** AIM **
Please output every line of the material as it stands, without the pictures.

** ENTRIES SUPPLIED **
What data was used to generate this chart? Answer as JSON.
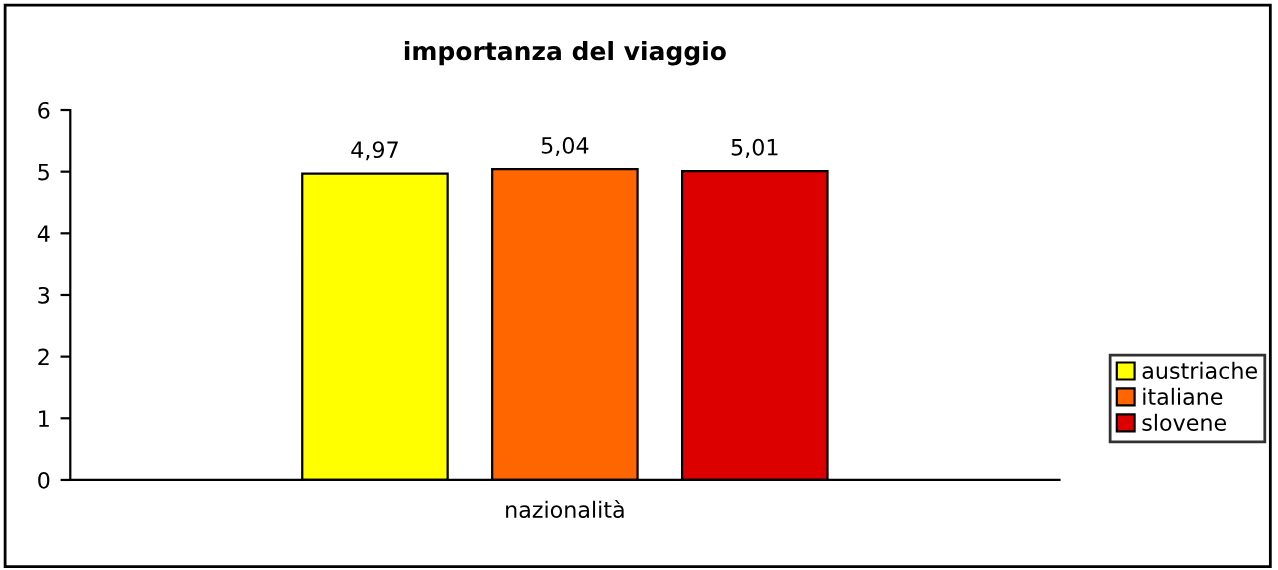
{
  "chart_data": {
    "type": "bar",
    "title": "importanza del viaggio",
    "xlabel": "nazionalità",
    "categories": [
      null
    ],
    "series": [
      {
        "name": "austriache",
        "color": "#ffff00",
        "values": [
          4.97
        ],
        "value_labels": [
          "4,97"
        ]
      },
      {
        "name": "italiane",
        "color": "#ff6600",
        "values": [
          5.04
        ],
        "value_labels": [
          "5,04"
        ]
      },
      {
        "name": "slovene",
        "color": "#dd0000",
        "values": [
          5.01
        ],
        "value_labels": [
          "5,01"
        ]
      }
    ],
    "ylim": [
      0,
      6
    ],
    "yticks": [
      0,
      1,
      2,
      3,
      4,
      5,
      6
    ],
    "grid": false,
    "legend": "right"
  }
}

** RESPONSE FOR THIS EXERCISE **
What data was used to generate this chart? Answer as JSON.
{
  "chart_data": {
    "type": "bar",
    "title": "importanza del viaggio",
    "xlabel": "nazionalità",
    "categories": [
      null
    ],
    "series": [
      {
        "name": "austriache",
        "color": "#ffff00",
        "values": [
          4.97
        ],
        "value_labels": [
          "4,97"
        ]
      },
      {
        "name": "italiane",
        "color": "#ff6600",
        "values": [
          5.04
        ],
        "value_labels": [
          "5,04"
        ]
      },
      {
        "name": "slovene",
        "color": "#dd0000",
        "values": [
          5.01
        ],
        "value_labels": [
          "5,01"
        ]
      }
    ],
    "ylim": [
      0,
      6
    ],
    "yticks": [
      0,
      1,
      2,
      3,
      4,
      5,
      6
    ],
    "grid": false,
    "legend": "right"
  }
}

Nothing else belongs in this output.